### Items
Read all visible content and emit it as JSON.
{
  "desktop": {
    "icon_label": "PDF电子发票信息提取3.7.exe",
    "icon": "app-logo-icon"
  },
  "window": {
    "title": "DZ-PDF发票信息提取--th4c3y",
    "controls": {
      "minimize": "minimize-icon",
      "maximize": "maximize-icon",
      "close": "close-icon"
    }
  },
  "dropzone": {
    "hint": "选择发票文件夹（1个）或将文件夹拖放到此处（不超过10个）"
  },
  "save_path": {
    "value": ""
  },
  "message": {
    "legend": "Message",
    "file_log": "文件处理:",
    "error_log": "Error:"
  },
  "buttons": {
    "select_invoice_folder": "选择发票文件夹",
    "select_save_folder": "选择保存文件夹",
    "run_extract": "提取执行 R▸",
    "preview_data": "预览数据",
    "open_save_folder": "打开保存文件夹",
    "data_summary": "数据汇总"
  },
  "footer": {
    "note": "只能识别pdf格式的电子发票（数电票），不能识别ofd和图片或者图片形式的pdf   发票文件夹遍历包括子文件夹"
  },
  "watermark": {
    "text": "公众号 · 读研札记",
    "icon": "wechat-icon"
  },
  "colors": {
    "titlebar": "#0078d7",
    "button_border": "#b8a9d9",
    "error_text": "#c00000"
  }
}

### Task to carry out
Your task is to quote the listing above word for word.

### Output
Read all visible content and emit it as JSON.
{
  "desktop": {
    "icon_label": "PDF电子发票信息提取3.7.exe",
    "icon": "app-logo-icon"
  },
  "window": {
    "title": "DZ-PDF发票信息提取--th4c3y",
    "controls": {
      "minimize": "minimize-icon",
      "maximize": "maximize-icon",
      "close": "close-icon"
    }
  },
  "dropzone": {
    "hint": "选择发票文件夹（1个）或将文件夹拖放到此处（不超过10个）"
  },
  "save_path": {
    "value": ""
  },
  "message": {
    "legend": "Message",
    "file_log": "文件处理:",
    "error_log": "Error:"
  },
  "buttons": {
    "select_invoice_folder": "选择发票文件夹",
    "select_save_folder": "选择保存文件夹",
    "run_extract": "提取执行 R▸",
    "preview_data": "预览数据",
    "open_save_folder": "打开保存文件夹",
    "data_summary": "数据汇总"
  },
  "footer": {
    "note": "只能识别pdf格式的电子发票（数电票），不能识别ofd和图片或者图片形式的pdf   发票文件夹遍历包括子文件夹"
  },
  "watermark": {
    "text": "公众号 · 读研札记",
    "icon": "wechat-icon"
  },
  "colors": {
    "titlebar": "#0078d7",
    "button_border": "#b8a9d9",
    "error_text": "#c00000"
  }
}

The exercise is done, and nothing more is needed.